* begin GIVEN DATA *
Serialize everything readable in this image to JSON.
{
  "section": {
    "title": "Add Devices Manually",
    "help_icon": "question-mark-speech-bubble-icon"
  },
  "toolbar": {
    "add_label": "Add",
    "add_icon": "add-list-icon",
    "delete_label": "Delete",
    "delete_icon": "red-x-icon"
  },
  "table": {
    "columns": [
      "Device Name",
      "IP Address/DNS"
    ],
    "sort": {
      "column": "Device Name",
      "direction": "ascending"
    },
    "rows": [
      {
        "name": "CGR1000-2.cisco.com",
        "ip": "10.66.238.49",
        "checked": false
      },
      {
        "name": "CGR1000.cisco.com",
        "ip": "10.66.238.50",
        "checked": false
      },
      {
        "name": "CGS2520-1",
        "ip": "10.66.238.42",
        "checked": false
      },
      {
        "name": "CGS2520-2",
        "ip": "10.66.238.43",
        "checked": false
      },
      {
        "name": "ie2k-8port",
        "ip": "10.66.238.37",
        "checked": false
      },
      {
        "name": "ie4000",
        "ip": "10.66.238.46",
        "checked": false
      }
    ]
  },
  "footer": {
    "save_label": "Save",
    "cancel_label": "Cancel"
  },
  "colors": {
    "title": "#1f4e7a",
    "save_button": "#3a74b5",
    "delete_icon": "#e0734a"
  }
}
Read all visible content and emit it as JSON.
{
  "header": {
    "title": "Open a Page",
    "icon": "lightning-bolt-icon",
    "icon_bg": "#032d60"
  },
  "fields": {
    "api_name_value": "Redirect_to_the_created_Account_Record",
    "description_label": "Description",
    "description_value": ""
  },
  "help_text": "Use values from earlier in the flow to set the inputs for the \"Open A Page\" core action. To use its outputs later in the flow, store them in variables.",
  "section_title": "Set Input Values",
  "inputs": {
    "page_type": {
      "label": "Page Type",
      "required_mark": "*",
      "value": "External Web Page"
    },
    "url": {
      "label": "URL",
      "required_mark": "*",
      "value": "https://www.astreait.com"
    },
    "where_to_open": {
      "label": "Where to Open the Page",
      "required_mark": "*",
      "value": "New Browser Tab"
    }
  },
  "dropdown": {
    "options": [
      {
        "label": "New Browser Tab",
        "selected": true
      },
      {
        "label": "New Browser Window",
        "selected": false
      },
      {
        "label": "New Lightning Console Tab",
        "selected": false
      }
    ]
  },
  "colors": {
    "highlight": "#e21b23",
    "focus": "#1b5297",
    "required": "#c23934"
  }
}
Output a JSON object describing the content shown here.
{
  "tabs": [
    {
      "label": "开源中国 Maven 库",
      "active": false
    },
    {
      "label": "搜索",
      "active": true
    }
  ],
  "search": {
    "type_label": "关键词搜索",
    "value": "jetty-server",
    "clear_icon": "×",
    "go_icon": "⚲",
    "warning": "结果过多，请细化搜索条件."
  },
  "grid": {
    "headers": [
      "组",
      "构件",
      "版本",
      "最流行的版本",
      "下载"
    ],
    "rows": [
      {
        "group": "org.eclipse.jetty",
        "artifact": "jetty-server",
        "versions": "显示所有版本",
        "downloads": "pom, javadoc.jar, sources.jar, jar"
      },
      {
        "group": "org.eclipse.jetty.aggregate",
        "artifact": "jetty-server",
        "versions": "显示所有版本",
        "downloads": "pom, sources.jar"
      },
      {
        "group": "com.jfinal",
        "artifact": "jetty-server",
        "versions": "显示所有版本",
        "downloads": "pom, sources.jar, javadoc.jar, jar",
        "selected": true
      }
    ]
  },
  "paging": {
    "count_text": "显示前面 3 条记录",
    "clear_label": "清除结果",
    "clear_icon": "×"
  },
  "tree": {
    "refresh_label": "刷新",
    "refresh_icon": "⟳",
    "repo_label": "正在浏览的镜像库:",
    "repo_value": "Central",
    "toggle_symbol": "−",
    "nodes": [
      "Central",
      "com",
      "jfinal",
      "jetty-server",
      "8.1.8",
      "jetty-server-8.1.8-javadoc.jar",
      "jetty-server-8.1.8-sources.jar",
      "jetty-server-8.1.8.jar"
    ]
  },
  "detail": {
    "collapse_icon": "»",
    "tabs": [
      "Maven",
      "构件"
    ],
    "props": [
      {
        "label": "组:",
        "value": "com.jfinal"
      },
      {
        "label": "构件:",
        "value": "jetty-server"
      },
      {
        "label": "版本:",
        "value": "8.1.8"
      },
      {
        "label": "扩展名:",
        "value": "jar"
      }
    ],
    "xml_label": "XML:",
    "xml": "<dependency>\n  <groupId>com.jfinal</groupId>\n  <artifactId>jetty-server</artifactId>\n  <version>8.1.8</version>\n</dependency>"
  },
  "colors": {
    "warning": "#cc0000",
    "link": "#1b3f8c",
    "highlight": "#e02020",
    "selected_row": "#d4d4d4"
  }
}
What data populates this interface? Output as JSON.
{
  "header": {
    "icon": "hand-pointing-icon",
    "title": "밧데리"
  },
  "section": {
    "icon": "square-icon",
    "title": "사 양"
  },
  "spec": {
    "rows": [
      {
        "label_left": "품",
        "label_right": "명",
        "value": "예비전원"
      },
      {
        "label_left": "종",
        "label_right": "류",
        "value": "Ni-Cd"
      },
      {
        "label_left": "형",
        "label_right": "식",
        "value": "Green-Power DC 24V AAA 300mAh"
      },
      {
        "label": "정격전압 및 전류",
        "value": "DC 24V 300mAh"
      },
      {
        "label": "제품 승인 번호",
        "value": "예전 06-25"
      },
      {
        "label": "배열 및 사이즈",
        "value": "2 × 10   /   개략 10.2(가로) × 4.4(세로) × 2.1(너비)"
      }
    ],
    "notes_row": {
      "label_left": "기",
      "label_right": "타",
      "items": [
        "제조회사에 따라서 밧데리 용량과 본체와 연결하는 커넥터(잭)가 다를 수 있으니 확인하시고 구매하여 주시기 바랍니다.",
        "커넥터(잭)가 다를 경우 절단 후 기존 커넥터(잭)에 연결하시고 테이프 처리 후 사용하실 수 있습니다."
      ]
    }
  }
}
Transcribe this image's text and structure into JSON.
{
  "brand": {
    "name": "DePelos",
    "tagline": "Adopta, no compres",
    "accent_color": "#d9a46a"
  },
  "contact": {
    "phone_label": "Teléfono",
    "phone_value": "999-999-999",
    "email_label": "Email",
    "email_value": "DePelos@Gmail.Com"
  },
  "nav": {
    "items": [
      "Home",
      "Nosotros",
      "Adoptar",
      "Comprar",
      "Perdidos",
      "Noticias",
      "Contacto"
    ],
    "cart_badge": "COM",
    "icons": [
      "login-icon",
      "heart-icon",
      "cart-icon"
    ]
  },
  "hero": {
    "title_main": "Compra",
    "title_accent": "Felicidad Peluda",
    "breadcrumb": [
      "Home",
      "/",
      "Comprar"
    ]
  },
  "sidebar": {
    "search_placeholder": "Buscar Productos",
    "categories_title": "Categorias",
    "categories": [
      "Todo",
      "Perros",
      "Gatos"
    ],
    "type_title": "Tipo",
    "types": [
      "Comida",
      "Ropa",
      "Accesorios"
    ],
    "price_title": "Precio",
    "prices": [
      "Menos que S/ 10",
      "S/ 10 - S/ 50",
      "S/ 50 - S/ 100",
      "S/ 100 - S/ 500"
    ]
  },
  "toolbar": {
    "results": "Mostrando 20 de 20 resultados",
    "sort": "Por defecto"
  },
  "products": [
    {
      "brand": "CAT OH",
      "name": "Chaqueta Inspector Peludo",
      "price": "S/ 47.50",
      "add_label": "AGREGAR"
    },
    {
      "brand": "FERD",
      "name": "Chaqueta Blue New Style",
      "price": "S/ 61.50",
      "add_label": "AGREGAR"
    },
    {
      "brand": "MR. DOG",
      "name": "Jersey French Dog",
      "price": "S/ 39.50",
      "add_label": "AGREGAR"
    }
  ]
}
* end GIVEN DATA *
**STATED PROBLEM**
Extract the full set of entries word for word.

**EXERCISE RESPONSE**
Serialize everything readable in this image to JSON.
{
  "section": {
    "title": "Add Devices Manually",
    "help_icon": "question-mark-speech-bubble-icon"
  },
  "toolbar": {
    "add_label": "Add",
    "add_icon": "add-list-icon",
    "delete_label": "Delete",
    "delete_icon": "red-x-icon"
  },
  "table": {
    "columns": [
      "Device Name",
      "IP Address/DNS"
    ],
    "sort": {
      "column": "Device Name",
      "direction": "ascending"
    },
    "rows": [
      {
        "name": "CGR1000-2.cisco.com",
        "ip": "10.66.238.49",
        "checked": false
      },
      {
        "name": "CGR1000.cisco.com",
        "ip": "10.66.238.50",
        "checked": false
      },
      {
        "name": "CGS2520-1",
        "ip": "10.66.238.42",
        "checked": false
      },
      {
        "name": "CGS2520-2",
        "ip": "10.66.238.43",
        "checked": false
      },
      {
        "name": "ie2k-8port",
        "ip": "10.66.238.37",
        "checked": false
      },
      {
        "name": "ie4000",
        "ip": "10.66.238.46",
        "checked": false
      }
    ]
  },
  "footer": {
    "save_label": "Save",
    "cancel_label": "Cancel"
  },
  "colors": {
    "title": "#1f4e7a",
    "save_button": "#3a74b5",
    "delete_icon": "#e0734a"
  }
}
Read all visible content and emit it as JSON.
{
  "header": {
    "title": "Open a Page",
    "icon": "lightning-bolt-icon",
    "icon_bg": "#032d60"
  },
  "fields": {
    "api_name_value": "Redirect_to_the_created_Account_Record",
    "description_label": "Description",
    "description_value": ""
  },
  "help_text": "Use values from earlier in the flow to set the inputs for the \"Open A Page\" core action. To use its outputs later in the flow, store them in variables.",
  "section_title": "Set Input Values",
  "inputs": {
    "page_type": {
      "label": "Page Type",
      "required_mark": "*",
      "value": "External Web Page"
    },
    "url": {
      "label": "URL",
      "required_mark": "*",
      "value": "https://www.astreait.com"
    },
    "where_to_open": {
      "label": "Where to Open the Page",
      "required_mark": "*",
      "value": "New Browser Tab"
    }
  },
  "dropdown": {
    "options": [
      {
        "label": "New Browser Tab",
        "selected": true
      },
      {
        "label": "New Browser Window",
        "selected": false
      },
      {
        "label": "New Lightning Console Tab",
        "selected": false
      }
    ]
  },
  "colors": {
    "highlight": "#e21b23",
    "focus": "#1b5297",
    "required": "#c23934"
  }
}
Output a JSON object describing the content shown here.
{
  "tabs": [
    {
      "label": "开源中国 Maven 库",
      "active": false
    },
    {
      "label": "搜索",
      "active": true
    }
  ],
  "search": {
    "type_label": "关键词搜索",
    "value": "jetty-server",
    "clear_icon": "×",
    "go_icon": "⚲",
    "warning": "结果过多，请细化搜索条件."
  },
  "grid": {
    "headers": [
      "组",
      "构件",
      "版本",
      "最流行的版本",
      "下载"
    ],
    "rows": [
      {
        "group": "org.eclipse.jetty",
        "artifact": "jetty-server",
        "versions": "显示所有版本",
        "downloads": "pom, javadoc.jar, sources.jar, jar"
      },
      {
        "group": "org.eclipse.jetty.aggregate",
        "artifact": "jetty-server",
        "versions": "显示所有版本",
        "downloads": "pom, sources.jar"
      },
      {
        "group": "com.jfinal",
        "artifact": "jetty-server",
        "versions": "显示所有版本",
        "downloads": "pom, sources.jar, javadoc.jar, jar",
        "selected": true
      }
    ]
  },
  "paging": {
    "count_text": "显示前面 3 条记录",
    "clear_label": "清除结果",
    "clear_icon": "×"
  },
  "tree": {
    "refresh_label": "刷新",
    "refresh_icon": "⟳",
    "repo_label": "正在浏览的镜像库:",
    "repo_value": "Central",
    "toggle_symbol": "−",
    "nodes": [
      "Central",
      "com",
      "jfinal",
      "jetty-server",
      "8.1.8",
      "jetty-server-8.1.8-javadoc.jar",
      "jetty-server-8.1.8-sources.jar",
      "jetty-server-8.1.8.jar"
    ]
  },
  "detail": {
    "collapse_icon": "»",
    "tabs": [
      "Maven",
      "构件"
    ],
    "props": [
      {
        "label": "组:",
        "value": "com.jfinal"
      },
      {
        "label": "构件:",
        "value": "jetty-server"
      },
      {
        "label": "版本:",
        "value": "8.1.8"
      },
      {
        "label": "扩展名:",
        "value": "jar"
      }
    ],
    "xml_label": "XML:",
    "xml": "<dependency>\n  <groupId>com.jfinal</groupId>\n  <artifactId>jetty-server</artifactId>\n  <version>8.1.8</version>\n</dependency>"
  },
  "colors": {
    "warning": "#cc0000",
    "link": "#1b3f8c",
    "highlight": "#e02020",
    "selected_row": "#d4d4d4"
  }
}
What data populates this interface? Output as JSON.
{
  "header": {
    "icon": "hand-pointing-icon",
    "title": "밧데리"
  },
  "section": {
    "icon": "square-icon",
    "title": "사 양"
  },
  "spec": {
    "rows": [
      {
        "label_left": "품",
        "label_right": "명",
        "value": "예비전원"
      },
      {
        "label_left": "종",
        "label_right": "류",
        "value": "Ni-Cd"
      },
      {
        "label_left": "형",
        "label_right": "식",
        "value": "Green-Power DC 24V AAA 300mAh"
      },
      {
        "label": "정격전압 및 전류",
        "value": "DC 24V 300mAh"
      },
      {
        "label": "제품 승인 번호",
        "value": "예전 06-25"
      },
      {
        "label": "배열 및 사이즈",
        "value": "2 × 10   /   개략 10.2(가로) × 4.4(세로) × 2.1(너비)"
      }
    ],
    "notes_row": {
      "label_left": "기",
      "label_right": "타",
      "items": [
        "제조회사에 따라서 밧데리 용량과 본체와 연결하는 커넥터(잭)가 다를 수 있으니 확인하시고 구매하여 주시기 바랍니다.",
        "커넥터(잭)가 다를 경우 절단 후 기존 커넥터(잭)에 연결하시고 테이프 처리 후 사용하실 수 있습니다."
      ]
    }
  }
}
Transcribe this image's text and structure into JSON.
{
  "brand": {
    "name": "DePelos",
    "tagline": "Adopta, no compres",
    "accent_color": "#d9a46a"
  },
  "contact": {
    "phone_label": "Teléfono",
    "phone_value": "999-999-999",
    "email_label": "Email",
    "email_value": "DePelos@Gmail.Com"
  },
  "nav": {
    "items": [
      "Home",
      "Nosotros",
      "Adoptar",
      "Comprar",
      "Perdidos",
      "Noticias",
      "Contacto"
    ],
    "cart_badge": "COM",
    "icons": [
      "login-icon",
      "heart-icon",
      "cart-icon"
    ]
  },
  "hero": {
    "title_main": "Compra",
    "title_accent": "Felicidad Peluda",
    "breadcrumb": [
      "Home",
      "/",
      "Comprar"
    ]
  },
  "sidebar": {
    "search_placeholder": "Buscar Productos",
    "categories_title": "Categorias",
    "categories": [
      "Todo",
      "Perros",
      "Gatos"
    ],
    "type_title": "Tipo",
    "types": [
      "Comida",
      "Ropa",
      "Accesorios"
    ],
    "price_title": "Precio",
    "prices": [
      "Menos que S/ 10",
      "S/ 10 - S/ 50",
      "S/ 50 - S/ 100",
      "S/ 100 - S/ 500"
    ]
  },
  "toolbar": {
    "results": "Mostrando 20 de 20 resultados",
    "sort": "Por defecto"
  },
  "products": [
    {
      "brand": "CAT OH",
      "name": "Chaqueta Inspector Peludo",
      "price": "S/ 47.50",
      "add_label": "AGREGAR"
    },
    {
      "brand": "FERD",
      "name": "Chaqueta Blue New Style",
      "price": "S/ 61.50",
      "add_label": "AGREGAR"
    },
    {
      "brand": "MR. DOG",
      "name": "Jersey French Dog",
      "price": "S/ 39.50",
      "add_label": "AGREGAR"
    }
  ]
}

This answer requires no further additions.